═══ Records
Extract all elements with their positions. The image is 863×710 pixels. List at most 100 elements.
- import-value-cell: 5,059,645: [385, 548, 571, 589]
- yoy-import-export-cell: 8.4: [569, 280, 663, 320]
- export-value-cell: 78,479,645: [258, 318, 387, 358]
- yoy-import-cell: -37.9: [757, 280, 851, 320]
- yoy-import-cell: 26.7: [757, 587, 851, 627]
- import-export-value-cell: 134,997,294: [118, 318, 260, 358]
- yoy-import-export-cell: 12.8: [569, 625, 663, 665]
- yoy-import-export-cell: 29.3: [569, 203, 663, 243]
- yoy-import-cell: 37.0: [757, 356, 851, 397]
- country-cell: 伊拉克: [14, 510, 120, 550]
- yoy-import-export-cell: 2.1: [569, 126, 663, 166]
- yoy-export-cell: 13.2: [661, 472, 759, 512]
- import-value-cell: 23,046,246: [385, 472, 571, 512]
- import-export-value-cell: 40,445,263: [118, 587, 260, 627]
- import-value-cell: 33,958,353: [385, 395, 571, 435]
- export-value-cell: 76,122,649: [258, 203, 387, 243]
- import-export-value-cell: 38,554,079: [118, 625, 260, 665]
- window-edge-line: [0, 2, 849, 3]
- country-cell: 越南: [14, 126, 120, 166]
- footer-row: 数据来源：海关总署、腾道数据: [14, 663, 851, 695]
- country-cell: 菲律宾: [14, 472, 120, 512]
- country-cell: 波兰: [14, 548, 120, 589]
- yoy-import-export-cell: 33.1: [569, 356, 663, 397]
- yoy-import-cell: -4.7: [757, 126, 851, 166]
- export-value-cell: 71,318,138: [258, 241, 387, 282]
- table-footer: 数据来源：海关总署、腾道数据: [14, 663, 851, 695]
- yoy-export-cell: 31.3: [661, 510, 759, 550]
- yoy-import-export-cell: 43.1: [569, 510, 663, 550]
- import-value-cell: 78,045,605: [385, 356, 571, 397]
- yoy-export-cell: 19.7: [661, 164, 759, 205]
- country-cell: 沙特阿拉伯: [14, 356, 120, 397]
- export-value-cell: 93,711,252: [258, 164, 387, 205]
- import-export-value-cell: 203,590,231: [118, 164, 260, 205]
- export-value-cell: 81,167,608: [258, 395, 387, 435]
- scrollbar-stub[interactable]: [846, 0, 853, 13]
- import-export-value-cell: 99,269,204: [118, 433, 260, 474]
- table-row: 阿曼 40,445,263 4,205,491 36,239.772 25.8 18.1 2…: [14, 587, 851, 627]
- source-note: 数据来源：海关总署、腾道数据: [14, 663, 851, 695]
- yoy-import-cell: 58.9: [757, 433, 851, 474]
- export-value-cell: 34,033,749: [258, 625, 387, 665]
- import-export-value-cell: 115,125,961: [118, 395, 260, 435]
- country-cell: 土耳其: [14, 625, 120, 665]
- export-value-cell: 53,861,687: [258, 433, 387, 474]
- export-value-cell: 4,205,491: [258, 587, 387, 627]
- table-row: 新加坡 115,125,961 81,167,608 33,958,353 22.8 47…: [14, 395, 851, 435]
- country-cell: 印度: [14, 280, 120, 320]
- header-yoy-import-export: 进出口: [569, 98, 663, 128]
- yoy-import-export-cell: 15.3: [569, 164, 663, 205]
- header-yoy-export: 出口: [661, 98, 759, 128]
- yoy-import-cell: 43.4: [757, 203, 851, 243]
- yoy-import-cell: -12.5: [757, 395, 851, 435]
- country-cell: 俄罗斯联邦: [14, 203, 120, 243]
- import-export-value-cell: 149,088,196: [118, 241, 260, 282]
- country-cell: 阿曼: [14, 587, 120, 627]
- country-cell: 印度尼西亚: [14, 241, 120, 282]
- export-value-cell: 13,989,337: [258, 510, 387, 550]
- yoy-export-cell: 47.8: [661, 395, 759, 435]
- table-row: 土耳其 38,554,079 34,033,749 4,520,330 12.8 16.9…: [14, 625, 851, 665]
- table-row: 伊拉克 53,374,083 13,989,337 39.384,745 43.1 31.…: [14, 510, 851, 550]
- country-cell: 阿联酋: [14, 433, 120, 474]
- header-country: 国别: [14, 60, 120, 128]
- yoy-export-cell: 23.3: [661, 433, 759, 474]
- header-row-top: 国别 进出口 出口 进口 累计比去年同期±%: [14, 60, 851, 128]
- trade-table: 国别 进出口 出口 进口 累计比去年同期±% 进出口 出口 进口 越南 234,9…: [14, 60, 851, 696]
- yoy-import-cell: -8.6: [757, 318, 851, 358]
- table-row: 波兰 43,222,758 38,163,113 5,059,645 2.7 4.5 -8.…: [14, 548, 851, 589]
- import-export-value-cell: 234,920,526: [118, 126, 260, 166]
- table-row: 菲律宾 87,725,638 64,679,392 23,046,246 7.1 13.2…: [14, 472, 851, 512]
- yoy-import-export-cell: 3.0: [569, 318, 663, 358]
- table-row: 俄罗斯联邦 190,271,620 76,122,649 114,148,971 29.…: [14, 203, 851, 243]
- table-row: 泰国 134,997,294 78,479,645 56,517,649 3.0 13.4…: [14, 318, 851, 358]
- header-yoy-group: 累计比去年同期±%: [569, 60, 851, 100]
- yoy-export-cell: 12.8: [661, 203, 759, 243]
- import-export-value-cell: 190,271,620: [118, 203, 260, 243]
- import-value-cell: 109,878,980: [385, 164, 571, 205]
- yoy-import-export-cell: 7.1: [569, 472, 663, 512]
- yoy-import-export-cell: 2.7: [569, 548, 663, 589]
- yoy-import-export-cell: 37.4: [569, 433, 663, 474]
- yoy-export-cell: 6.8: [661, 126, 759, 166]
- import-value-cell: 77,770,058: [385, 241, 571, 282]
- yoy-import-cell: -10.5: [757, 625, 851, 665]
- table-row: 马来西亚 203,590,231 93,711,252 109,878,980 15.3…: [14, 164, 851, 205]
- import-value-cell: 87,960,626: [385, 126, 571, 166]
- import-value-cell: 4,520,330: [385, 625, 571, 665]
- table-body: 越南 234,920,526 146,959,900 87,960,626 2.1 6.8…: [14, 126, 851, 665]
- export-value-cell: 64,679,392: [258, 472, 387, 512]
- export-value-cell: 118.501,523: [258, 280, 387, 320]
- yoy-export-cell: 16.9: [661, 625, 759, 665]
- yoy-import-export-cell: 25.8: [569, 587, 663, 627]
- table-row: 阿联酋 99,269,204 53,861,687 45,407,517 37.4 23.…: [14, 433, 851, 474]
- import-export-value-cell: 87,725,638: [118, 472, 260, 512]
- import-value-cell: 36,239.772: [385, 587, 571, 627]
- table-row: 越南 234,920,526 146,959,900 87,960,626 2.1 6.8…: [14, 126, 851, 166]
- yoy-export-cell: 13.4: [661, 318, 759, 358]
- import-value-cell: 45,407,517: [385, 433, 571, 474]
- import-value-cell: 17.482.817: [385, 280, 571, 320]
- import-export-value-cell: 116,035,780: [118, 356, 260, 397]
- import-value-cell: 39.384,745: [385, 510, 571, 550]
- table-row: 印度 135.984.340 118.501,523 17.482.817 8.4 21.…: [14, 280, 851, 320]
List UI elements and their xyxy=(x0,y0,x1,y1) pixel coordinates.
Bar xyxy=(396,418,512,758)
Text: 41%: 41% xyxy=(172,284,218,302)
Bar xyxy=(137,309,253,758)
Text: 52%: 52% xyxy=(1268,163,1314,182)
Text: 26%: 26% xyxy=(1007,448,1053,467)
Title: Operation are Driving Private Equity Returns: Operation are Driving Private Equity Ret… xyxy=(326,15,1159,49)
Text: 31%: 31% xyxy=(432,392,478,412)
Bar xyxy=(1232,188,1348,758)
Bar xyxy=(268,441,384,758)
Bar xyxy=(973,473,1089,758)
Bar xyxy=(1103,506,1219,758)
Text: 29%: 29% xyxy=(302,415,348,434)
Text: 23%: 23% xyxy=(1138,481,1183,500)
══════
• Written instruction
Replace "country-cell" with "nation-cell" in everything from the start of the data down to the line containing "- yoy-import-cell: -4.7: [757, 126, 851, 166]", and give back only those lines with nothing else changed.

• Task result
Extract all elements with their positions. The image is 863×710 pixels. List at most 100 elements.
- import-value-cell: 5,059,645: [385, 548, 571, 589]
- yoy-import-export-cell: 8.4: [569, 280, 663, 320]
- export-value-cell: 78,479,645: [258, 318, 387, 358]
- yoy-import-cell: -37.9: [757, 280, 851, 320]
- yoy-import-cell: 26.7: [757, 587, 851, 627]
- import-export-value-cell: 134,997,294: [118, 318, 260, 358]
- yoy-import-export-cell: 12.8: [569, 625, 663, 665]
- yoy-import-export-cell: 29.3: [569, 203, 663, 243]
- yoy-import-cell: 37.0: [757, 356, 851, 397]
- nation-cell: 伊拉克: [14, 510, 120, 550]
- yoy-import-export-cell: 2.1: [569, 126, 663, 166]
- yoy-export-cell: 13.2: [661, 472, 759, 512]
- import-value-cell: 23,046,246: [385, 472, 571, 512]
- import-export-value-cell: 40,445,263: [118, 587, 260, 627]
- import-value-cell: 33,958,353: [385, 395, 571, 435]
- export-value-cell: 76,122,649: [258, 203, 387, 243]
- import-export-value-cell: 38,554,079: [118, 625, 260, 665]
- window-edge-line: [0, 2, 849, 3]
- nation-cell: 越南: [14, 126, 120, 166]
- footer-row: 数据来源：海关总署、腾道数据: [14, 663, 851, 695]
- nation-cell: 菲律宾: [14, 472, 120, 512]
- nation-cell: 波兰: [14, 548, 120, 589]
- yoy-import-export-cell: 33.1: [569, 356, 663, 397]
- yoy-import-cell: -4.7: [757, 126, 851, 166]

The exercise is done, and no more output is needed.